• What to produce: Copy out each line exactly; pictures stay out of the copy.

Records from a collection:
====
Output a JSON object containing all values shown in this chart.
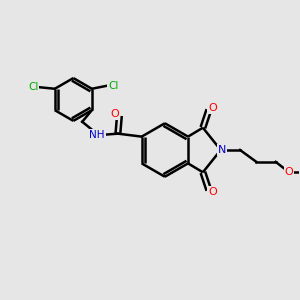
{
  "background_color": "#e6e6e6",
  "bond_color": "#000000",
  "bond_width": 1.8,
  "atom_colors": {
    "C": "#000000",
    "N": "#0000cc",
    "O": "#ff0000",
    "Cl": "#00aa00",
    "H": "#000000"
  },
  "figsize": [
    3.0,
    3.0
  ],
  "dpi": 100
}
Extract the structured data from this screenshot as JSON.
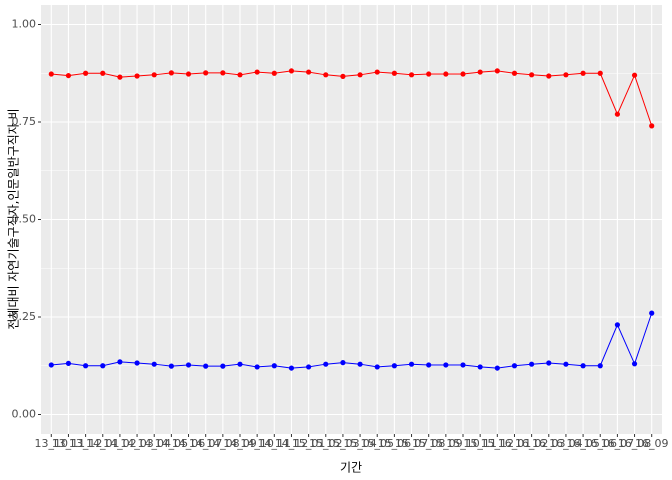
====
• Solution for this task:
Output a JSON object containing all values shown in this chart.
{
  "background_color": "#e6e6e6",
  "bond_color": "#000000",
  "bond_width": 1.8,
  "atom_colors": {
    "C": "#000000",
    "N": "#0000cc",
    "O": "#ff0000",
    "Cl": "#00aa00",
    "H": "#000000"
  },
  "figsize": [
    3.0,
    3.0
  ],
  "dpi": 100
}
Extract the structured data from this screenshot as JSON.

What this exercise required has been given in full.